▶ [Fragmento del documento]:

Si hay una característica común a todas las cervezas del mundo, esta es la carbonatación. El tener un cierto contenido alcohólico, un perfil amargo o presentar un intenso color dorado son comunes a muchas cervezas en todo el planeta, pero también podemos encontrar con cierta facilidad cervezas sin alcohol, con dulzor o acidez muy marcados y con aspecto tostado, rojizo y oscuro. Por contra, una cerveza sin carbonatar o bien estará defectuosa o bien pertenecerá a algún estilo muy peculiar y minoritario.
Este denominador común de la carbonatación aporta a la cerveza unas cualidades organolépticas características que variarán con su nivel de intensidad porque, si bien todas las cervezas están carbonatadas, no todas lo están en la misma medida.
Por ejemplo, las cervezas ale de la tradición británica suelen ofrecer un nivel bajo de carbonatación mientras que sus homólogas belgas están bastante por encima de la media. Y esto nos lleva a una pregunta fundamental: ¿de qué depende la carbonatación de la cerveza?
La carbonatación es uno de los resultados naturales que se obtienen durante la fermentación de la cerveza. Cuando nuestros queridos y voraces hongos saccharomyces, popularmente conocidos como levaduras, son añadidos al mosto, comienzan a metabolizar los azúcares que los granos de
cebada malteada y otros cereales han aportado al mismo. Es en este proceso cuando se crean el alcohol etílico y el anhídrido carbónico (CO2) junto con otros compuestos aromáticos que, dependiendo de la cepa de levadura utilizada, aportarán notas afrutadas o especiadas a nuestra cerveza.

▶ [Registros a procesar]:
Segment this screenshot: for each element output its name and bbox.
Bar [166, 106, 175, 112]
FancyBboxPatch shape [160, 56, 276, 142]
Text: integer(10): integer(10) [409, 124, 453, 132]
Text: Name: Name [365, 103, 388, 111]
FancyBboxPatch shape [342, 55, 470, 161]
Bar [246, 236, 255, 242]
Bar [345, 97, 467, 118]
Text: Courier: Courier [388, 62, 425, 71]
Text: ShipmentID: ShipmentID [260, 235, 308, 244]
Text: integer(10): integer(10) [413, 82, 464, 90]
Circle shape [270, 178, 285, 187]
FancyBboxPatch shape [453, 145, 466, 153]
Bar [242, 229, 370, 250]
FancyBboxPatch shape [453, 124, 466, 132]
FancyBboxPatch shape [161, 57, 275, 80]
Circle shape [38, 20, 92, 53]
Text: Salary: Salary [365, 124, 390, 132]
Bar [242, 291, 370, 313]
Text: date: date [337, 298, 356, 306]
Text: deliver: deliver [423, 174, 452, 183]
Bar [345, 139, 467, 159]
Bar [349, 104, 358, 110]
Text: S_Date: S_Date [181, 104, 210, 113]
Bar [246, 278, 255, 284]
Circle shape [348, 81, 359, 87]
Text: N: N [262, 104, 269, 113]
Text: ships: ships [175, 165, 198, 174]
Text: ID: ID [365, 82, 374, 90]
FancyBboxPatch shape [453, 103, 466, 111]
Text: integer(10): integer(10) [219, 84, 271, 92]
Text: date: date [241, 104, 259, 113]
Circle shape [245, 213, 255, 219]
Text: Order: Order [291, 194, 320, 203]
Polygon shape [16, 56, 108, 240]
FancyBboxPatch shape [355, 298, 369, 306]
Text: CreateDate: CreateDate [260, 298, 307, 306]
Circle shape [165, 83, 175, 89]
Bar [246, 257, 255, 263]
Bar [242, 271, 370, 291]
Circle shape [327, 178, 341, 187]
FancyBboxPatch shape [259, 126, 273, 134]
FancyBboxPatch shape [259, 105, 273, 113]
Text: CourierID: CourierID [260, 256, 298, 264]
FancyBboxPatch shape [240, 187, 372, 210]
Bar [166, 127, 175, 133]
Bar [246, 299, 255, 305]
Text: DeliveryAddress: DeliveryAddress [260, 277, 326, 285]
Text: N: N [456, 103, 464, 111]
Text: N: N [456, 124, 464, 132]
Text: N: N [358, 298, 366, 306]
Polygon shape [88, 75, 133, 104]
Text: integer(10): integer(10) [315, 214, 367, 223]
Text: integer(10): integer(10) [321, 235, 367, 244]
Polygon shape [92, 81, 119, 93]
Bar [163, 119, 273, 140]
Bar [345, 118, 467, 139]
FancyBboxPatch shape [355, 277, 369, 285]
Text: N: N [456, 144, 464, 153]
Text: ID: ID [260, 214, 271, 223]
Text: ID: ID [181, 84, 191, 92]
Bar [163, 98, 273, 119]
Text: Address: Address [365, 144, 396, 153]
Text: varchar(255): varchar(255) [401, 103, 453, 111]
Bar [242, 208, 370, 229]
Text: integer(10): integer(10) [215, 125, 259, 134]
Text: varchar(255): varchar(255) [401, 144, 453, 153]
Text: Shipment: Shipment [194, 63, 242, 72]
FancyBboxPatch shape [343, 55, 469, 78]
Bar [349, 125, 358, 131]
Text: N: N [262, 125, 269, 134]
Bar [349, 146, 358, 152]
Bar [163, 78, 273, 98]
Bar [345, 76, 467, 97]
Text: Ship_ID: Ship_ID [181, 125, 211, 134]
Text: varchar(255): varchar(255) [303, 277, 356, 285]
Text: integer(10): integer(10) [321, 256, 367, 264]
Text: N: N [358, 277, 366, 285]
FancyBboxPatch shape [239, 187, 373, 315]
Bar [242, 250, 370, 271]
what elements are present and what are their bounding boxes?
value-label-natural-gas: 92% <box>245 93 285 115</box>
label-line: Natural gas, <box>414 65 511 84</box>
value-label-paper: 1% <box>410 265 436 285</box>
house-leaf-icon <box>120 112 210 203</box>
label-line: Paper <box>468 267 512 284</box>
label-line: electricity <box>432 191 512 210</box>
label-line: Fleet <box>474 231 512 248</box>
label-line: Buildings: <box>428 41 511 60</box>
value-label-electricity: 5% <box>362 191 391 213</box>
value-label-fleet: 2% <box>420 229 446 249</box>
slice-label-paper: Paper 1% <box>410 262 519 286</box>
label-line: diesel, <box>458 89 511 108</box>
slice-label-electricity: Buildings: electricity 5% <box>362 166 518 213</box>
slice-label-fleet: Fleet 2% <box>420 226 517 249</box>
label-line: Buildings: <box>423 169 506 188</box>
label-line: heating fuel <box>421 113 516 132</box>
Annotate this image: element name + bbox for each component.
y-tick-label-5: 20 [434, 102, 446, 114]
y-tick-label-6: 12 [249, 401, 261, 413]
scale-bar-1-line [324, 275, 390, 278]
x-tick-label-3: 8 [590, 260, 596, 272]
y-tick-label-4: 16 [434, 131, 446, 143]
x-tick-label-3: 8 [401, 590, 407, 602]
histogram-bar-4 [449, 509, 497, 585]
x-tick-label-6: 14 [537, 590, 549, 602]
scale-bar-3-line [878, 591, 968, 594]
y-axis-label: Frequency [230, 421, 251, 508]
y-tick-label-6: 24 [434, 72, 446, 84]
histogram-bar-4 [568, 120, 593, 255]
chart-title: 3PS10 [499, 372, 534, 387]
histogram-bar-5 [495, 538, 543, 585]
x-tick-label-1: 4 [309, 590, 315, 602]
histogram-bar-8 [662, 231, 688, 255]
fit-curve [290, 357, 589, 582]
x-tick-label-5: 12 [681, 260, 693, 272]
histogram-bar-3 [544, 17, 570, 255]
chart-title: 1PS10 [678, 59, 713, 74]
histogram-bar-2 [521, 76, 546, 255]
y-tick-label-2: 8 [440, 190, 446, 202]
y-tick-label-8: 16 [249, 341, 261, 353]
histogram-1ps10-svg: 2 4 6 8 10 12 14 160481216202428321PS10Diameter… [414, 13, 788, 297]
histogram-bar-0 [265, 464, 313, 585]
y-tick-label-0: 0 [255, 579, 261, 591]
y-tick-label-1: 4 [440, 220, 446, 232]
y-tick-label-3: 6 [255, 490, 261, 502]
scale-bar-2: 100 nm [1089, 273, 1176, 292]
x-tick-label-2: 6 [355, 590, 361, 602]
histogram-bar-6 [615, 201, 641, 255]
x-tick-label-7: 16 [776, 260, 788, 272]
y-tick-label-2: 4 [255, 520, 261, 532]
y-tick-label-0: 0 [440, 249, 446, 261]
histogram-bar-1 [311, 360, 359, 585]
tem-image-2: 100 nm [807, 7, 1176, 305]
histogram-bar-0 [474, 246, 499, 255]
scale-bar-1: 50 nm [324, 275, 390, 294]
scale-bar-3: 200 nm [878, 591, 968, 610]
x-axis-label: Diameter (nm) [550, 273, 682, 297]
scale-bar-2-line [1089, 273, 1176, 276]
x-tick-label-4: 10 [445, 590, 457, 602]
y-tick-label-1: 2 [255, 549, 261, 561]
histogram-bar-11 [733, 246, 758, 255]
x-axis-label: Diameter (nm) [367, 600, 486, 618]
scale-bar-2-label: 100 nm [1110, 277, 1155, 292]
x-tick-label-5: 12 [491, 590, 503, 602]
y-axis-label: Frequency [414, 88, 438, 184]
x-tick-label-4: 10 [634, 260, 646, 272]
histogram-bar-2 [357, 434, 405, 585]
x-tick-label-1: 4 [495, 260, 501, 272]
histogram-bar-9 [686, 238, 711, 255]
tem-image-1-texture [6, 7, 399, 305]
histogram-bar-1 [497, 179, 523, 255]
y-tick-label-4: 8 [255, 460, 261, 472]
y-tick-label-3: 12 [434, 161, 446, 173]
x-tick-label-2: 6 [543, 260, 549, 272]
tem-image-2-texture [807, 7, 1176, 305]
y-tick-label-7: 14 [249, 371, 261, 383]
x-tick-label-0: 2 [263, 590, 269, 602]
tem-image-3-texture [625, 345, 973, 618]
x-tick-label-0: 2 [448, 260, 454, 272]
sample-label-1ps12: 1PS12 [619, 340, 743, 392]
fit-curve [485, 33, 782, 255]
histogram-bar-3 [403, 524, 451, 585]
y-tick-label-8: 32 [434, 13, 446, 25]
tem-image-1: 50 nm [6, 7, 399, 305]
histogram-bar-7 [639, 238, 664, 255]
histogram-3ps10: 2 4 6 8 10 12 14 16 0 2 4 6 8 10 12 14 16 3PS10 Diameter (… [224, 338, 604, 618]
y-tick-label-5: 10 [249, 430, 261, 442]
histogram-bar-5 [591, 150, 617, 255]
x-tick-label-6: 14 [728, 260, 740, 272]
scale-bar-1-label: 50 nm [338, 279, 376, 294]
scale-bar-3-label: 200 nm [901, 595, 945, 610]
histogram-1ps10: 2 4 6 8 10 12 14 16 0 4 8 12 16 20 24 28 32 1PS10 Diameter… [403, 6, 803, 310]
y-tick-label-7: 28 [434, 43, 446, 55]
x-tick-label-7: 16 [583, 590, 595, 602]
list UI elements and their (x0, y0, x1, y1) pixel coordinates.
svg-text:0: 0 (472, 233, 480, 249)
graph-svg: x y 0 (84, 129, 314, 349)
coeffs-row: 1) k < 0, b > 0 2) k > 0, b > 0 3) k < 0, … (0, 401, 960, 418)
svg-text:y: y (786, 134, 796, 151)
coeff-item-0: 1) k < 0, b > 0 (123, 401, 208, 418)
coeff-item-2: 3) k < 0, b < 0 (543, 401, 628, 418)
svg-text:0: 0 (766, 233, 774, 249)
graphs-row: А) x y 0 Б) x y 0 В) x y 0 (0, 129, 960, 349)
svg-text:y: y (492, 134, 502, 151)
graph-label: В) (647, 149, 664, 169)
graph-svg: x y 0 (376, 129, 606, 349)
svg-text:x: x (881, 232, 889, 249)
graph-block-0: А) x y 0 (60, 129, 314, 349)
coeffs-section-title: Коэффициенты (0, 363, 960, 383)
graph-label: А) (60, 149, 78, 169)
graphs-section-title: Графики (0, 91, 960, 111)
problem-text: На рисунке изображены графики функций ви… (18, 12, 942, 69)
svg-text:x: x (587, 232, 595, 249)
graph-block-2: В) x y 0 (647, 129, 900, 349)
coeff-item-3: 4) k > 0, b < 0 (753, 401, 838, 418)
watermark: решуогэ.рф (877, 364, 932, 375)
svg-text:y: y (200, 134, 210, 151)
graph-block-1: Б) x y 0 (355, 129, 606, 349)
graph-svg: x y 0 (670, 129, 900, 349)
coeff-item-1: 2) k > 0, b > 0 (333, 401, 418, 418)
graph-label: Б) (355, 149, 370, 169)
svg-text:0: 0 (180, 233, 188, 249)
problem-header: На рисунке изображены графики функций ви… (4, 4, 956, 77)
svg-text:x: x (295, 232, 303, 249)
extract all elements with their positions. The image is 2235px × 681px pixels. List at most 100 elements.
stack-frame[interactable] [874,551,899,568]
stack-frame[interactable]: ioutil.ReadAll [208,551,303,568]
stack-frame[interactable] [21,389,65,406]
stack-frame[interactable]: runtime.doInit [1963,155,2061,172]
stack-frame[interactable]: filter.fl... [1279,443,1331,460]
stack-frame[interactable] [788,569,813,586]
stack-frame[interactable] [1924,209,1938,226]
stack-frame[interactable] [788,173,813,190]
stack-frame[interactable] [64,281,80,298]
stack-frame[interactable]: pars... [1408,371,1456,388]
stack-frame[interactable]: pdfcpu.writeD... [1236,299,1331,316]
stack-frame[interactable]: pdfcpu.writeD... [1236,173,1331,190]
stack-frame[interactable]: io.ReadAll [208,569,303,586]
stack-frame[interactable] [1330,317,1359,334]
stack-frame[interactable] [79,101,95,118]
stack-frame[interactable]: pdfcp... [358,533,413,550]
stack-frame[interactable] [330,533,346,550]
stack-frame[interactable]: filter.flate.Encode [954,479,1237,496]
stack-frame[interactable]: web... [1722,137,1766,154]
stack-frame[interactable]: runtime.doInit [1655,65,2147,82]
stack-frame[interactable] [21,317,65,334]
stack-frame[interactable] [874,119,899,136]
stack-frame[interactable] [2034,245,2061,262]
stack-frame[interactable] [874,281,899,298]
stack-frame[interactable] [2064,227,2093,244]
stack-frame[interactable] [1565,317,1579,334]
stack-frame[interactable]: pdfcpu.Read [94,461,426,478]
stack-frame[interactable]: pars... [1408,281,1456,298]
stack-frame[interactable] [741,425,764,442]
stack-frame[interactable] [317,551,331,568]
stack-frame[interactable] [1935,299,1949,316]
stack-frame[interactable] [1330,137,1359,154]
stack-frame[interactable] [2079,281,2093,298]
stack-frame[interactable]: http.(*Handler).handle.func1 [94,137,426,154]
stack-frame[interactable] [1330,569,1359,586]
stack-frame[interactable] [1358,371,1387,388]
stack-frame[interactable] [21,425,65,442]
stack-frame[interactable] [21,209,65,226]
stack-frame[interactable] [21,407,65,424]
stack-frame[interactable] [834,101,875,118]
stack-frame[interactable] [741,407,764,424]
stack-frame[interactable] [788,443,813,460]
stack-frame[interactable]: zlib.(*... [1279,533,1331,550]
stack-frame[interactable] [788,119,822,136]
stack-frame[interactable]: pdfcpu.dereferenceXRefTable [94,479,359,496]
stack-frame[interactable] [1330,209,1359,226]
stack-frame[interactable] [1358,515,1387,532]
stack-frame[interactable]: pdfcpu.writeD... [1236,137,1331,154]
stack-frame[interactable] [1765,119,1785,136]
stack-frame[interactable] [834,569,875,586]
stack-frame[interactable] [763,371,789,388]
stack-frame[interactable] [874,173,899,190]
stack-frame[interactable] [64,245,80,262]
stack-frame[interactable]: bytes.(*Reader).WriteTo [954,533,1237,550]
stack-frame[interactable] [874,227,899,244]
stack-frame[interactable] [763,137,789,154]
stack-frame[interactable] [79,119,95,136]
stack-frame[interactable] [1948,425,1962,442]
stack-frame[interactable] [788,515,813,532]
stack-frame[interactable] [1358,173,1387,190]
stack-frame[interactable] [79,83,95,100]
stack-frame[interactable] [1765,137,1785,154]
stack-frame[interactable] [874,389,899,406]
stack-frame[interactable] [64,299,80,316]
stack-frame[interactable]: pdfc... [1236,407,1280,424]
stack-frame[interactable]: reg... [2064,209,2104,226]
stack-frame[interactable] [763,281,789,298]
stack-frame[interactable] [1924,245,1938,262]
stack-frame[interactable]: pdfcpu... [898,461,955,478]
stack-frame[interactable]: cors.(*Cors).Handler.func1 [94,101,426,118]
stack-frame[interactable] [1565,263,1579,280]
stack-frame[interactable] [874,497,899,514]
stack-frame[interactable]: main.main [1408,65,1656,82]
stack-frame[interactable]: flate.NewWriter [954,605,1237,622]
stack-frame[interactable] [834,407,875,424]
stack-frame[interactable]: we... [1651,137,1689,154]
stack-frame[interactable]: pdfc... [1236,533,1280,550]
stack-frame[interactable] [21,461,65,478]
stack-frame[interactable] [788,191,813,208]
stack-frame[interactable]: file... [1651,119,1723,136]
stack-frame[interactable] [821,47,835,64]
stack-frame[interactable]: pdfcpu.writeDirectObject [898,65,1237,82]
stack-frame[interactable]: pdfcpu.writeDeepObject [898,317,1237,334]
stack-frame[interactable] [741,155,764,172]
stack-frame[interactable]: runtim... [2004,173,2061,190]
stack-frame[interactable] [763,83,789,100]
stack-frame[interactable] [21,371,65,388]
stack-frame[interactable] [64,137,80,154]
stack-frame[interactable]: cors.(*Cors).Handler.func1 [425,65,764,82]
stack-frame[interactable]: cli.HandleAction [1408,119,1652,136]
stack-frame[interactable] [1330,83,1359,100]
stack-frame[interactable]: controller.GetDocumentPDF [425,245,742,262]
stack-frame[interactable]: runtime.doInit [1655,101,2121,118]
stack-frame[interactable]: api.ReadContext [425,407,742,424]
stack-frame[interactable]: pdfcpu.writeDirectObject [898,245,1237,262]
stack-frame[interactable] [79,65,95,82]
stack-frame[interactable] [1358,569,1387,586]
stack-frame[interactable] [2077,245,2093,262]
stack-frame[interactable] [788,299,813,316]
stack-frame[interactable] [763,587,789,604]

▶ [Instrucción dada 1]:
Según el fragmento sobre la carbonatación de la cerveza, indica si cada afirmación es correcta (sí o no) y copia las palabras del fragmento que lo deciden: (a) Las cervezas ale británicas suelen tener poca carbonatación. (b) Todas las cervezas están carbonatadas en la misma medida. (c) El alcohol etílico y el CO2 se forman cuando las levaduras metabolizan los azúcares.
▶ [Instrucción dada 2]:
Pasa a una tabla Markdown las líneas de los registros desde el comienzo hasta la que contiene "Circle shape [348, 81, 359, 87]", las dos incluidas. Usa las columnas N.º y Línea y deja fuera las líneas en blanco.
Los registros no guardan ninguna relación con el fragmento.

▶ [Respuesta correcta 1]:
(a) Sí: «las cervezas ale de la tradición británica suelen ofrecer un nivel bajo de carbonatación»
(b) No: «si bien todas las cervezas están carbonatadas, no todas lo están en la misma medida»
(c) Sí: «Es en este proceso cuando se crean el alcohol etílico y el anhídrido carbónico (CO2)»

▶ [Respuesta correcta 2]:
| N.º | Línea |
|---|---|
| 1 | Segment this screenshot: for each element output its name and bbox. |
| 2 | Bar [166, 106, 175, 112] |
| 3 | FancyBboxPatch shape [160, 56, 276, 142] |
| 4 | Text: integer(10): integer(10) [409, 124, 453, 132] |
| 5 | Text: Name: Name [365, 103, 388, 111] |
| 6 | FancyBboxPatch shape [342, 55, 470, 161] |
| 7 | Bar [246, 236, 255, 242] |
| 8 | Bar [345, 97, 467, 118] |
| 9 | Text: Courier: Courier [388, 62, 425, 71] |
| 10 | Text: ShipmentID: ShipmentID [260, 235, 308, 244] |
| 11 | Text: integer(10): integer(10) [413, 82, 464, 90] |
| 12 | Circle shape [270, 178, 285, 187] |
| 13 | FancyBboxPatch shape [453, 145, 466, 153] |
| 14 | Bar [242, 229, 370, 250] |
| 15 | FancyBboxPatch shape [453, 124, 466, 132] |
| 16 | FancyBboxPatch shape [161, 57, 275, 80] |
| 17 | Circle shape [38, 20, 92, 53] |
| 18 | Text: Salary: Salary [365, 124, 390, 132] |
| 19 | Bar [242, 291, 370, 313] |
| 20 | Text: date: date [337, 298, 356, 306] |
| 21 | Text: deliver: deliver [423, 174, 452, 183] |
| 22 | Bar [345, 139, 467, 159] |
| 23 | Bar [349, 104, 358, 110] |
| 24 | Text: S_Date: S_Date [181, 104, 210, 113] |
| 25 | Bar [246, 278, 255, 284] |
| 26 | Circle shape [348, 81, 359, 87] |